**Fragment dokumentu**
________________________

Kraj

Kempa i Wassermann mogą wrócić do komisji

Szef Klubu PSL Stanisław Żelichowski powiedział, że ludowcy są rozsądni i nie potrzebują dyscypliny w głosowaniu. Nie wiadomo jednak na razie, czy obie kandydatury będą głosowane razem. Jeśli PO zgłosi wniosek o oddzielne głosowanie i Sejm ten wniosek przyjmie, to kandydatura Zbigniewa Wassermanna może przepaść. Stanisław Żelichowski nie chciał powiedzieć jak w takim przypadku zagłosuje PSL.

Członkowie Prezydium różnie ocenili kandydatów PiS. W przypadku Zbigniewa Wassermanna dwóch członków prezydium – z PO – było za podtrzymaniem zastrzeżeń, a trzech przeciw. W przypadku Beaty Kempy dwóch – z PO – wstrzymało się od głosu, a trzech było za odrzuceniem zastrzeżeń. Krzysztof Putra z Prawa i Sprawiedliwości powiedział, że sytuację będzie można podsumować dopiero po ostatecznym głosowaniu.

Wicemarszałek Jerzy Szmajdziński z SLD uważa, że to, co się dzieje w sprawie komisji hazardowej, nie ma nic wspólnego z kwestiami merytorycznymi. “Widocznie zastrzeżenia do pani Kempy zgłoszono po to, by się wstrzymać lub odrzucić swój własny wniosek” – mówił po posiedzeniu prezydium wicemarszałek Szmajdziński. Jego zdaniem, mamy do czynienia z chaosem i strachem, który kieruje działaniami Platformy Obywatelskiej.

________________________

**Lista wpisów**
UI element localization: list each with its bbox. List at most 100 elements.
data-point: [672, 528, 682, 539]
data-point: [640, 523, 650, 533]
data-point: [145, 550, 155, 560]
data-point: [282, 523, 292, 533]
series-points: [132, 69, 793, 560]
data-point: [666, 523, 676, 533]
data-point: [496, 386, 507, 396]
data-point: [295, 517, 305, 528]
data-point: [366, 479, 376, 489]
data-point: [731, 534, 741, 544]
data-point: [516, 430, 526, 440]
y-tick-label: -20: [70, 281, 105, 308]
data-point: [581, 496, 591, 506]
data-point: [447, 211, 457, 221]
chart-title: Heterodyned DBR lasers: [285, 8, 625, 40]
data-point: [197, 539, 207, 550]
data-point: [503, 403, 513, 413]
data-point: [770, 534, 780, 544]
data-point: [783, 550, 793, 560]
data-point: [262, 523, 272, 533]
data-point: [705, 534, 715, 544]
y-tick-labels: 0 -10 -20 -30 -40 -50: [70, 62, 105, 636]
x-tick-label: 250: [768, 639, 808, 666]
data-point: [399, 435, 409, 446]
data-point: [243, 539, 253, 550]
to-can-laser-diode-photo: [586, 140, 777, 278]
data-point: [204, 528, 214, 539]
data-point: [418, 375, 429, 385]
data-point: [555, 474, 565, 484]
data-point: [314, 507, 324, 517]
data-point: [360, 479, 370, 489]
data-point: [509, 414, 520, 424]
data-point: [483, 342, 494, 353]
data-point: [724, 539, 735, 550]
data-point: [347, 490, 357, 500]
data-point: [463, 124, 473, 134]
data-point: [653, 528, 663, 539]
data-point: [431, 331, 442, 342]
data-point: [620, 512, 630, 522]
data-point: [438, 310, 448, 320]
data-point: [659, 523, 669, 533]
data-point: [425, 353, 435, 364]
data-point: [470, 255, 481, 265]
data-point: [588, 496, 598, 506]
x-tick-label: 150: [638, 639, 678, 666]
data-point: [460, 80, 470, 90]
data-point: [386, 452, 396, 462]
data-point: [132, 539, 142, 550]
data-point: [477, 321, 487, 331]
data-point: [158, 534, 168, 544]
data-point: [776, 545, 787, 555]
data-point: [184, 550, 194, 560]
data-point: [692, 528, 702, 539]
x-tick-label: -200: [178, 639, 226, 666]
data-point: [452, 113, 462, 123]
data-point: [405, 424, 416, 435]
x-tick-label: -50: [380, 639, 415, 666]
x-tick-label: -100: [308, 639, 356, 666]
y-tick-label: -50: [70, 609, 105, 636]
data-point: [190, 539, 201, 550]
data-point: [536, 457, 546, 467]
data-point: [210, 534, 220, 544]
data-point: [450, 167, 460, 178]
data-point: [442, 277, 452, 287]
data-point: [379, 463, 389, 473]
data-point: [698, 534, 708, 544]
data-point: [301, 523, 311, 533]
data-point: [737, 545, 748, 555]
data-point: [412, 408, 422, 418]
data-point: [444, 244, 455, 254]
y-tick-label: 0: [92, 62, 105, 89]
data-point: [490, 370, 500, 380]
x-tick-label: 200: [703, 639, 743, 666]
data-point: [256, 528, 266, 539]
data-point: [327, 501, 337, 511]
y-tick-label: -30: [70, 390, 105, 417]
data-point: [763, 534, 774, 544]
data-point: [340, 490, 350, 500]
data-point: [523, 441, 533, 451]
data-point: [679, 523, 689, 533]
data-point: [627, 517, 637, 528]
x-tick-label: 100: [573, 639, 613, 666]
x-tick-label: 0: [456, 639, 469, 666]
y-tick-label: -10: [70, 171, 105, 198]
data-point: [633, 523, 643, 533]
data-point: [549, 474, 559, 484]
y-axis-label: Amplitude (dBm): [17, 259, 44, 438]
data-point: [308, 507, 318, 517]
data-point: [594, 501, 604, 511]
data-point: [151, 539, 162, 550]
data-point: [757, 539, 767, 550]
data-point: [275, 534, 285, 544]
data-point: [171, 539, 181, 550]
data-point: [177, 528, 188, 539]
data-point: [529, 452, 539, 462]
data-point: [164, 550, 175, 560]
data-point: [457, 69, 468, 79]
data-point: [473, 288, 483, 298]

________________________

**Zadania**
1 – Ilu członków prezydium według fragmentu dokumentu było przeciw podtrzymaniu zastrzeżeń wobec Zbigniewa Wassermanna?
2 – Wymień wszystkie osoby, które są wskazane z imienia i nazwiska we fragmencie dokumentu.
Rekordy stanowią materiał odrębny od powyższego tekstu.

**Rozwiązania poniżej**
1 – Trzech członków prezydium.

2 –
- Stanisław Żelichowski
- Zbigniew Wassermann
- Beata Kempa
- Krzysztof Putra
- Jerzy Szmajdziński